■ **Instructions for the task**
Print each of the entries exactly, leaving nothing out.

■ **Excerpted records**
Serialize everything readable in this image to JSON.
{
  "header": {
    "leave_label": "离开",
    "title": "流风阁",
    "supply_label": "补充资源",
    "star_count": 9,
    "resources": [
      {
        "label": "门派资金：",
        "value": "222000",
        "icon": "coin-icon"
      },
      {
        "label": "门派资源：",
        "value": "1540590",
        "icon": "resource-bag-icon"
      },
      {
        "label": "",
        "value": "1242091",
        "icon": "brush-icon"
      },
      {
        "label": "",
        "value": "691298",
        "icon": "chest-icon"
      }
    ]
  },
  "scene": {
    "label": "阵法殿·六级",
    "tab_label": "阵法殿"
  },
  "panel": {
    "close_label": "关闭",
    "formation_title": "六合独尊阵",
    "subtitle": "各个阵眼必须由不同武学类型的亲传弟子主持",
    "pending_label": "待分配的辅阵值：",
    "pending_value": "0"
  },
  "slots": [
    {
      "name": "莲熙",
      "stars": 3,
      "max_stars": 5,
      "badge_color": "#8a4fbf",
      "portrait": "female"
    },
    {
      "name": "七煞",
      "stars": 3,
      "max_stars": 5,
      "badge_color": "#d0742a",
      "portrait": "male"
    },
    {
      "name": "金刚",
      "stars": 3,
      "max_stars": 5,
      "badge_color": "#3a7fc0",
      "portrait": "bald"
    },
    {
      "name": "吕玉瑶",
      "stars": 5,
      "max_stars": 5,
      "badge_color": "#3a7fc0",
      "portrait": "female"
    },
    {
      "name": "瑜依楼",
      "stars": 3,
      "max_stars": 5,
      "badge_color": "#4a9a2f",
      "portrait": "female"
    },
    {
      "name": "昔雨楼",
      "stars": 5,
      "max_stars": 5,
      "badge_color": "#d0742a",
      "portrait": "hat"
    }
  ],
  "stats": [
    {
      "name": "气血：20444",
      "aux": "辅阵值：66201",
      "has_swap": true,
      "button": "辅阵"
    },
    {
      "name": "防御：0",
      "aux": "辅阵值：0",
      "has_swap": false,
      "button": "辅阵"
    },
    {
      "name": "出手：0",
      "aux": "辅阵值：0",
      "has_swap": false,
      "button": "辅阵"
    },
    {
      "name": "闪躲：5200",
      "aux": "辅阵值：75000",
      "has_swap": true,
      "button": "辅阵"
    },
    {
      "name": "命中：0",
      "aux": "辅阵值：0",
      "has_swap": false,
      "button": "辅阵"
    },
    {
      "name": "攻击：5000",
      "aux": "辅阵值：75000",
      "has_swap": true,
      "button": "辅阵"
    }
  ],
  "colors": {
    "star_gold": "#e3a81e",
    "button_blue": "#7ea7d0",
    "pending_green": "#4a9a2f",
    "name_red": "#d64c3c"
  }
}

■ **Result of the exercise**
Serialize everything readable in this image to JSON.
{
  "header": {
    "leave_label": "离开",
    "title": "流风阁",
    "supply_label": "补充资源",
    "star_count": 9,
    "resources": [
      {
        "label": "门派资金：",
        "value": "222000",
        "icon": "coin-icon"
      },
      {
        "label": "门派资源：",
        "value": "1540590",
        "icon": "resource-bag-icon"
      },
      {
        "label": "",
        "value": "1242091",
        "icon": "brush-icon"
      },
      {
        "label": "",
        "value": "691298",
        "icon": "chest-icon"
      }
    ]
  },
  "scene": {
    "label": "阵法殿·六级",
    "tab_label": "阵法殿"
  },
  "panel": {
    "close_label": "关闭",
    "formation_title": "六合独尊阵",
    "subtitle": "各个阵眼必须由不同武学类型的亲传弟子主持",
    "pending_label": "待分配的辅阵值：",
    "pending_value": "0"
  },
  "slots": [
    {
      "name": "莲熙",
      "stars": 3,
      "max_stars": 5,
      "badge_color": "#8a4fbf",
      "portrait": "female"
    },
    {
      "name": "七煞",
      "stars": 3,
      "max_stars": 5,
      "badge_color": "#d0742a",
      "portrait": "male"
    },
    {
      "name": "金刚",
      "stars": 3,
      "max_stars": 5,
      "badge_color": "#3a7fc0",
      "portrait": "bald"
    },
    {
      "name": "吕玉瑶",
      "stars": 5,
      "max_stars": 5,
      "badge_color": "#3a7fc0",
      "portrait": "female"
    },
    {
      "name": "瑜依楼",
      "stars": 3,
      "max_stars": 5,
      "badge_color": "#4a9a2f",
      "portrait": "female"
    },
    {
      "name": "昔雨楼",
      "stars": 5,
      "max_stars": 5,
      "badge_color": "#d0742a",
      "portrait": "hat"
    }
  ],
  "stats": [
    {
      "name": "气血：20444",
      "aux": "辅阵值：66201",
      "has_swap": true,
      "button": "辅阵"
    },
    {
      "name": "防御：0",
      "aux": "辅阵值：0",
      "has_swap": false,
      "button": "辅阵"
    },
    {
      "name": "出手：0",
      "aux": "辅阵值：0",
      "has_swap": false,
      "button": "辅阵"
    },
    {
      "name": "闪躲：5200",
      "aux": "辅阵值：75000",
      "has_swap": true,
      "button": "辅阵"
    },
    {
      "name": "命中：0",
      "aux": "辅阵值：0",
      "has_swap": false,
      "button": "辅阵"
    },
    {
      "name": "攻击：5000",
      "aux": "辅阵值：75000",
      "has_swap": true,
      "button": "辅阵"
    }
  ],
  "colors": {
    "star_gold": "#e3a81e",
    "button_blue": "#7ea7d0",
    "pending_green": "#4a9a2f",
    "name_red": "#d64c3c"
  }
}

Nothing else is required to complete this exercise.